Exercise task >> Repeat the listing in full, exactly as it stands.

Supplied material >>
+ + +
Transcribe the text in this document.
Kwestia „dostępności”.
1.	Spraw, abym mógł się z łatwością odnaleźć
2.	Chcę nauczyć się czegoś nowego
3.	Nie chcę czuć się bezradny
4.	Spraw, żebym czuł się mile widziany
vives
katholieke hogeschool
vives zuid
+ + +
Answer >>
Transcribe the text in this document.
Kwestia „dostępności”.
1.	Spraw, abym mógł się z łatwością odnaleźć
2.	Chcę nauczyć się czegoś nowego
3.	Nie chcę czuć się bezradny
4.	Spraw, żebym czuł się mile widziany
vives
katholieke hogeschool
vives zuid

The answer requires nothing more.